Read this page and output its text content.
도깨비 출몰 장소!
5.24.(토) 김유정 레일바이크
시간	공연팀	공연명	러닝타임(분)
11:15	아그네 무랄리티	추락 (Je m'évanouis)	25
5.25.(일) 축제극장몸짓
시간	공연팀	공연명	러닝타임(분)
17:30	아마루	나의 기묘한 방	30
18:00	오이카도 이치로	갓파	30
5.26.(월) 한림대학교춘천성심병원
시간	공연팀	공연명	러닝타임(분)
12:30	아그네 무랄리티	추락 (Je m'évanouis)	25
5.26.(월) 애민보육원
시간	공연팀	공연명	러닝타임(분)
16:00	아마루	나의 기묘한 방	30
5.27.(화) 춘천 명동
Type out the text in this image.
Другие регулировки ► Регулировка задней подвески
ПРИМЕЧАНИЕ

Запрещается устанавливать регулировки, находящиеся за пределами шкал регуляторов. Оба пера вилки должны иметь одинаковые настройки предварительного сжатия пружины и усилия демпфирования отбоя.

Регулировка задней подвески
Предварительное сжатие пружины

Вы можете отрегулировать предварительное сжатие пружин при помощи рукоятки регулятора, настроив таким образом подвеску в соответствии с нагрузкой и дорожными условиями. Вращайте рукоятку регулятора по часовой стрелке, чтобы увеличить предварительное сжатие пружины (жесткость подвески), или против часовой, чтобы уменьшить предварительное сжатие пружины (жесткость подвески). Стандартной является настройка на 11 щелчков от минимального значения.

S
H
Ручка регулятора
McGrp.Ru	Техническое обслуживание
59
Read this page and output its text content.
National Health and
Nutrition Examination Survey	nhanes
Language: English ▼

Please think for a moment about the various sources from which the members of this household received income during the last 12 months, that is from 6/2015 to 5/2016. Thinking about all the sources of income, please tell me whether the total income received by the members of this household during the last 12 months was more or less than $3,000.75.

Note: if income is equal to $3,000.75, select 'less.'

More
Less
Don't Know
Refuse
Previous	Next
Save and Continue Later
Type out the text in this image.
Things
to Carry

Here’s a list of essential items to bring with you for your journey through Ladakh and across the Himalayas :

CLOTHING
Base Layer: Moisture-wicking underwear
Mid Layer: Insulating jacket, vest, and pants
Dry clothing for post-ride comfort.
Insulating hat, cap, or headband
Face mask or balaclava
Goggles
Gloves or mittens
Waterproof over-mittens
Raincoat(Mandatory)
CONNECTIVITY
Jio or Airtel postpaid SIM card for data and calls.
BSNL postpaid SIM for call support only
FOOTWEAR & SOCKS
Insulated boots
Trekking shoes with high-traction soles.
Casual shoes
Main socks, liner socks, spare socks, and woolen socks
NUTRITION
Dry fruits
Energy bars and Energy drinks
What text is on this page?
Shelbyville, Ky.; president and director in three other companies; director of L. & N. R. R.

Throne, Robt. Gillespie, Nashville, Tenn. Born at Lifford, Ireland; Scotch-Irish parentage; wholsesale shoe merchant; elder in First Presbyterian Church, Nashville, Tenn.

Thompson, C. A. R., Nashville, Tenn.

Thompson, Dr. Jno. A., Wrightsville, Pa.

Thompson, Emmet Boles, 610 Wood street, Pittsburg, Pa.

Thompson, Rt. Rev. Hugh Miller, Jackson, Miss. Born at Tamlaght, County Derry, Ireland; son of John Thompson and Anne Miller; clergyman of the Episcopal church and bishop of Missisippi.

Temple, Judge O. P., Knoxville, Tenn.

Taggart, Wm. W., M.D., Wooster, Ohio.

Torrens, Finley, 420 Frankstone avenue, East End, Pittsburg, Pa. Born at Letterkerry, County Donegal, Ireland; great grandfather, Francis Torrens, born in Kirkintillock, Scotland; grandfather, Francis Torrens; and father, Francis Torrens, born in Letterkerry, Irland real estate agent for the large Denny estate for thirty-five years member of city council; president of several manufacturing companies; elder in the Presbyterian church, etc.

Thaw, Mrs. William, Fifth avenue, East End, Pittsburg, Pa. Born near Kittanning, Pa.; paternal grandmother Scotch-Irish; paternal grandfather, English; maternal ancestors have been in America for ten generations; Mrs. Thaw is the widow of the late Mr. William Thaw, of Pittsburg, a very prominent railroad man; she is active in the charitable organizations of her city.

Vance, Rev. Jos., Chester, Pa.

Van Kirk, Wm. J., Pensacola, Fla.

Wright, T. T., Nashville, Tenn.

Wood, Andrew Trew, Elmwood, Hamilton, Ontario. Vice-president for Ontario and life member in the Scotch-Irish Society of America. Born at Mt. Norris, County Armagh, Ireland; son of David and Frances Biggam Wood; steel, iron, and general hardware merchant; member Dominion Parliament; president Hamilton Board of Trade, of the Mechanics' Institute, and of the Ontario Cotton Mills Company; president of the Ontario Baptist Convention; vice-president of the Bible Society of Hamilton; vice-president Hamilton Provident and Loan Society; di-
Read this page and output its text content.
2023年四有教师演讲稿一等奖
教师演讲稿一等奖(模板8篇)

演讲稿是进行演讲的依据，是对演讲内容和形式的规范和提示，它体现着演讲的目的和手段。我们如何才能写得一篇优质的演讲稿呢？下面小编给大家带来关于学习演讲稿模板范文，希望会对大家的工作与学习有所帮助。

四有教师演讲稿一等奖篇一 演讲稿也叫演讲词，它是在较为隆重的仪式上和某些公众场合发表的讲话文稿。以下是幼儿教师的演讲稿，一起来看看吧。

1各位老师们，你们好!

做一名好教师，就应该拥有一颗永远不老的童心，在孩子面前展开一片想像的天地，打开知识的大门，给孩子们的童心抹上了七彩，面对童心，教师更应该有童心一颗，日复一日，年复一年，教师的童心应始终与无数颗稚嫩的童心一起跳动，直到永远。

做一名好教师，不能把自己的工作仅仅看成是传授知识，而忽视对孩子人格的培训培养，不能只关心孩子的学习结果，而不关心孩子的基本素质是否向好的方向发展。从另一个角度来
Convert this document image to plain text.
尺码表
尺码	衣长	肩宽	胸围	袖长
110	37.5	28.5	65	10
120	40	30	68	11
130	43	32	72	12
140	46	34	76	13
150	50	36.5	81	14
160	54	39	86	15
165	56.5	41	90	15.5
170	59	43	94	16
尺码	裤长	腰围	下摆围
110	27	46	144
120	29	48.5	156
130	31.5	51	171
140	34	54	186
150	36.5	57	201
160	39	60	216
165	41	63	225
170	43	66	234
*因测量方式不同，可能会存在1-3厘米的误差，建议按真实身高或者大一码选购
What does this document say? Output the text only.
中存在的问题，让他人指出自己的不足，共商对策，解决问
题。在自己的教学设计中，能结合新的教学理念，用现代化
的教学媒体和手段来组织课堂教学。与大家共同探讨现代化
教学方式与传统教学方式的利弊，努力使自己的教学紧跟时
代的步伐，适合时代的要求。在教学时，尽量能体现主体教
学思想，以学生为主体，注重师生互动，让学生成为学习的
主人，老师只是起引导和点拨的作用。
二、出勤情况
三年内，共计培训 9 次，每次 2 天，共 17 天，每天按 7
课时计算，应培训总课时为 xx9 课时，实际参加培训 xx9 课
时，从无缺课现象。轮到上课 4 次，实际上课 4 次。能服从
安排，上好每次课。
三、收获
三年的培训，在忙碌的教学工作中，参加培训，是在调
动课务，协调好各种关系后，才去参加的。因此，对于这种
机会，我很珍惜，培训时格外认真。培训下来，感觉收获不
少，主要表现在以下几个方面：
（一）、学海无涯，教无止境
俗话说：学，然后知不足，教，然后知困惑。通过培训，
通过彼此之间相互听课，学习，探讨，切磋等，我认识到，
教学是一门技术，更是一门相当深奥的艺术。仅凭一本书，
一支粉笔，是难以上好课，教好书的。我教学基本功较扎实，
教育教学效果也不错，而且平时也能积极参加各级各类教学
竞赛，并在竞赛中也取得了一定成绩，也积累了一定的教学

▶ _TASK OBJECTIVE_: Repeat the lines above exactly.

▶ _TASK SOLUTION_:
Read this page and output its text content.
도깨비 출몰 장소!
5.24.(토) 김유정 레일바이크
시간	공연팀	공연명	러닝타임(분)
11:15	아그네 무랄리티	추락 (Je m'évanouis)	25
5.25.(일) 축제극장몸짓
시간	공연팀	공연명	러닝타임(분)
17:30	아마루	나의 기묘한 방	30
18:00	오이카도 이치로	갓파	30
5.26.(월) 한림대학교춘천성심병원
시간	공연팀	공연명	러닝타임(분)
12:30	아그네 무랄리티	추락 (Je m'évanouis)	25
5.26.(월) 애민보육원
시간	공연팀	공연명	러닝타임(분)
16:00	아마루	나의 기묘한 방	30
5.27.(화) 춘천 명동
Type out the text in this image.
Другие регулировки ► Регулировка задней подвески
ПРИМЕЧАНИЕ

Запрещается устанавливать регулировки, находящиеся за пределами шкал регуляторов. Оба пера вилки должны иметь одинаковые настройки предварительного сжатия пружины и усилия демпфирования отбоя.

Регулировка задней подвески
Предварительное сжатие пружины

Вы можете отрегулировать предварительное сжатие пружин при помощи рукоятки регулятора, настроив таким образом подвеску в соответствии с нагрузкой и дорожными условиями. Вращайте рукоятку регулятора по часовой стрелке, чтобы увеличить предварительное сжатие пружины (жесткость подвески), или против часовой, чтобы уменьшить предварительное сжатие пружины (жесткость подвески). Стандартной является настройка на 11 щелчков от минимального значения.

S
H
Ручка регулятора
McGrp.Ru	Техническое обслуживание
59
Read this page and output its text content.
National Health and
Nutrition Examination Survey	nhanes
Language: English ▼

Please think for a moment about the various sources from which the members of this household received income during the last 12 months, that is from 6/2015 to 5/2016. Thinking about all the sources of income, please tell me whether the total income received by the members of this household during the last 12 months was more or less than $3,000.75.

Note: if income is equal to $3,000.75, select 'less.'

More
Less
Don't Know
Refuse
Previous	Next
Save and Continue Later
Type out the text in this image.
Things
to Carry

Here’s a list of essential items to bring with you for your journey through Ladakh and across the Himalayas :

CLOTHING
Base Layer: Moisture-wicking underwear
Mid Layer: Insulating jacket, vest, and pants
Dry clothing for post-ride comfort.
Insulating hat, cap, or headband
Face mask or balaclava
Goggles
Gloves or mittens
Waterproof over-mittens
Raincoat(Mandatory)
CONNECTIVITY
Jio or Airtel postpaid SIM card for data and calls.
BSNL postpaid SIM for call support only
FOOTWEAR & SOCKS
Insulated boots
Trekking shoes with high-traction soles.
Casual shoes
Main socks, liner socks, spare socks, and woolen socks
NUTRITION
Dry fruits
Energy bars and Energy drinks
What text is on this page?
Shelbyville, Ky.; president and director in three other companies; director of L. & N. R. R.

Throne, Robt. Gillespie, Nashville, Tenn. Born at Lifford, Ireland; Scotch-Irish parentage; wholsesale shoe merchant; elder in First Presbyterian Church, Nashville, Tenn.

Thompson, C. A. R., Nashville, Tenn.

Thompson, Dr. Jno. A., Wrightsville, Pa.

Thompson, Emmet Boles, 610 Wood street, Pittsburg, Pa.

Thompson, Rt. Rev. Hugh Miller, Jackson, Miss. Born at Tamlaght, County Derry, Ireland; son of John Thompson and Anne Miller; clergyman of the Episcopal church and bishop of Missisippi.

Temple, Judge O. P., Knoxville, Tenn.

Taggart, Wm. W., M.D., Wooster, Ohio.

Torrens, Finley, 420 Frankstone avenue, East End, Pittsburg, Pa. Born at Letterkerry, County Donegal, Ireland; great grandfather, Francis Torrens, born in Kirkintillock, Scotland; grandfather, Francis Torrens; and father, Francis Torrens, born in Letterkerry, Irland real estate agent for the large Denny estate for thirty-five years member of city council; president of several manufacturing companies; elder in the Presbyterian church, etc.

Thaw, Mrs. William, Fifth avenue, East End, Pittsburg, Pa. Born near Kittanning, Pa.; paternal grandmother Scotch-Irish; paternal grandfather, English; maternal ancestors have been in America for ten generations; Mrs. Thaw is the widow of the late Mr. William Thaw, of Pittsburg, a very prominent railroad man; she is active in the charitable organizations of her city.

Vance, Rev. Jos., Chester, Pa.

Van Kirk, Wm. J., Pensacola, Fla.

Wright, T. T., Nashville, Tenn.

Wood, Andrew Trew, Elmwood, Hamilton, Ontario. Vice-president for Ontario and life member in the Scotch-Irish Society of America. Born at Mt. Norris, County Armagh, Ireland; son of David and Frances Biggam Wood; steel, iron, and general hardware merchant; member Dominion Parliament; president Hamilton Board of Trade, of the Mechanics' Institute, and of the Ontario Cotton Mills Company; president of the Ontario Baptist Convention; vice-president of the Bible Society of Hamilton; vice-president Hamilton Provident and Loan Society; di-
Read this page and output its text content.
2023年四有教师演讲稿一等奖
教师演讲稿一等奖(模板8篇)

演讲稿是进行演讲的依据，是对演讲内容和形式的规范和提示，它体现着演讲的目的和手段。我们如何才能写得一篇优质的演讲稿呢？下面小编给大家带来关于学习演讲稿模板范文，希望会对大家的工作与学习有所帮助。

四有教师演讲稿一等奖篇一 演讲稿也叫演讲词，它是在较为隆重的仪式上和某些公众场合发表的讲话文稿。以下是幼儿教师的演讲稿，一起来看看吧。

1各位老师们，你们好!

做一名好教师，就应该拥有一颗永远不老的童心，在孩子面前展开一片想像的天地，打开知识的大门，给孩子们的童心抹上了七彩，面对童心，教师更应该有童心一颗，日复一日，年复一年，教师的童心应始终与无数颗稚嫩的童心一起跳动，直到永远。

做一名好教师，不能把自己的工作仅仅看成是传授知识，而忽视对孩子人格的培训培养，不能只关心孩子的学习结果，而不关心孩子的基本素质是否向好的方向发展。从另一个角度来
Convert this document image to plain text.
尺码表
尺码	衣长	肩宽	胸围	袖长
110	37.5	28.5	65	10
120	40	30	68	11
130	43	32	72	12
140	46	34	76	13
150	50	36.5	81	14
160	54	39	86	15
165	56.5	41	90	15.5
170	59	43	94	16
尺码	裤长	腰围	下摆围
110	27	46	144
120	29	48.5	156
130	31.5	51	171
140	34	54	186
150	36.5	57	201
160	39	60	216
165	41	63	225
170	43	66	234
*因测量方式不同，可能会存在1-3厘米的误差，建议按真实身高或者大一码选购
What does this document say? Output the text only.
中存在的问题，让他人指出自己的不足，共商对策，解决问
题。在自己的教学设计中，能结合新的教学理念，用现代化
的教学媒体和手段来组织课堂教学。与大家共同探讨现代化
教学方式与传统教学方式的利弊，努力使自己的教学紧跟时
代的步伐，适合时代的要求。在教学时，尽量能体现主体教
学思想，以学生为主体，注重师生互动，让学生成为学习的
主人，老师只是起引导和点拨的作用。
二、出勤情况
三年内，共计培训 9 次，每次 2 天，共 17 天，每天按 7
课时计算，应培训总课时为 xx9 课时，实际参加培训 xx9 课
时，从无缺课现象。轮到上课 4 次，实际上课 4 次。能服从
安排，上好每次课。
三、收获
三年的培训，在忙碌的教学工作中，参加培训，是在调
动课务，协调好各种关系后，才去参加的。因此，对于这种
机会，我很珍惜，培训时格外认真。培训下来，感觉收获不
少，主要表现在以下几个方面：
（一）、学海无涯，教无止境
俗话说：学，然后知不足，教，然后知困惑。通过培训，
通过彼此之间相互听课，学习，探讨，切磋等，我认识到，
教学是一门技术，更是一门相当深奥的艺术。仅凭一本书，
一支粉笔，是难以上好课，教好书的。我教学基本功较扎实，
教育教学效果也不错，而且平时也能积极参加各级各类教学
竞赛，并在竞赛中也取得了一定成绩，也积累了一定的教学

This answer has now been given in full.